◆ YOUR GOAL:
Find the lines that include the string "fields" and report how many there are. Give no other text.

◆ SUPPLIED MATERIAL:
————
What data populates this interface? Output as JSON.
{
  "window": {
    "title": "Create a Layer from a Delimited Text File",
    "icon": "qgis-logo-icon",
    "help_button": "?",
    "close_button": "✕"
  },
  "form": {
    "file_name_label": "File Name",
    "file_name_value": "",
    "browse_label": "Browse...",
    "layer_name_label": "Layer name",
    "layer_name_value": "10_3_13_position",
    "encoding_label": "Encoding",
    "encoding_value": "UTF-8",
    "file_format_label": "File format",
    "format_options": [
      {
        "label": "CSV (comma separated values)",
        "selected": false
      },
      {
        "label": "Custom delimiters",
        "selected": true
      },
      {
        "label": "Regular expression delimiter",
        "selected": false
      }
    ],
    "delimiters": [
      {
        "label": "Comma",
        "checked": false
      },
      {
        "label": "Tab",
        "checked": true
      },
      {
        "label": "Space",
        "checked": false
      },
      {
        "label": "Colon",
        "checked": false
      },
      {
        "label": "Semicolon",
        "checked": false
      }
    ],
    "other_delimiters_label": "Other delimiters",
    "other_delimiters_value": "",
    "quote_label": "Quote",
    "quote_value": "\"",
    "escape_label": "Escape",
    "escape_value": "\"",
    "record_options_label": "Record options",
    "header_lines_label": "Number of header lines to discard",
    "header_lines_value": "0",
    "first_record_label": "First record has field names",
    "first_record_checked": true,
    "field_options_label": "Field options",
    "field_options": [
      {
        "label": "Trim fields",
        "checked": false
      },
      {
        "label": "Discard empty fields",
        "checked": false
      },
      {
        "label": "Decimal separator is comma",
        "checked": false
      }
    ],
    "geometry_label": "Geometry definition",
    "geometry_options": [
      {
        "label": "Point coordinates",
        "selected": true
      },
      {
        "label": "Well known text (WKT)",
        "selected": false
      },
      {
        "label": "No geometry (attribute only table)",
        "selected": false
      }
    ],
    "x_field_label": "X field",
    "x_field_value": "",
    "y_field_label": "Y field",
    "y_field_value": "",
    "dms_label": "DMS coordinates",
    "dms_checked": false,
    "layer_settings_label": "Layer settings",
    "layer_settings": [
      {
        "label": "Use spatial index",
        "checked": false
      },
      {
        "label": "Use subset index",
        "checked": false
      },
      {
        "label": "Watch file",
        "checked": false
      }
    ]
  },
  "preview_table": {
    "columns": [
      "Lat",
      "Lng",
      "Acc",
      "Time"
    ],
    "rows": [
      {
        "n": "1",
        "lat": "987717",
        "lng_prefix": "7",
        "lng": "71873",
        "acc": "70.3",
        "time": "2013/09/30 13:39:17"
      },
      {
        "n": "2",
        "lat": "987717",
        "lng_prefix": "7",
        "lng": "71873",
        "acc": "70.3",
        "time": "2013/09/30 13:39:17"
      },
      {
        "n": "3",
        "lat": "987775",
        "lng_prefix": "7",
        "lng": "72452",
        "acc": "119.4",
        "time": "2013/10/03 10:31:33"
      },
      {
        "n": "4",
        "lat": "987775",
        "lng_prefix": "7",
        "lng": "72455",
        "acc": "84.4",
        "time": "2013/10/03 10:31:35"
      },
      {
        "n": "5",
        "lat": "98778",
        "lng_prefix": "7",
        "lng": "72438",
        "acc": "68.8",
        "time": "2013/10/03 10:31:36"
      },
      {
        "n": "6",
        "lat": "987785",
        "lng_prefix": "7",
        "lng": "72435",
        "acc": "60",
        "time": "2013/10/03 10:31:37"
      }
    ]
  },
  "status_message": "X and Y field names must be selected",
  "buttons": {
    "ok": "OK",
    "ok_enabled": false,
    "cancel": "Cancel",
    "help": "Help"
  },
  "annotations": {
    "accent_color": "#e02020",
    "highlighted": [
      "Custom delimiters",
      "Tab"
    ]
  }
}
————
◆ EXERCISE OUTPUT:
2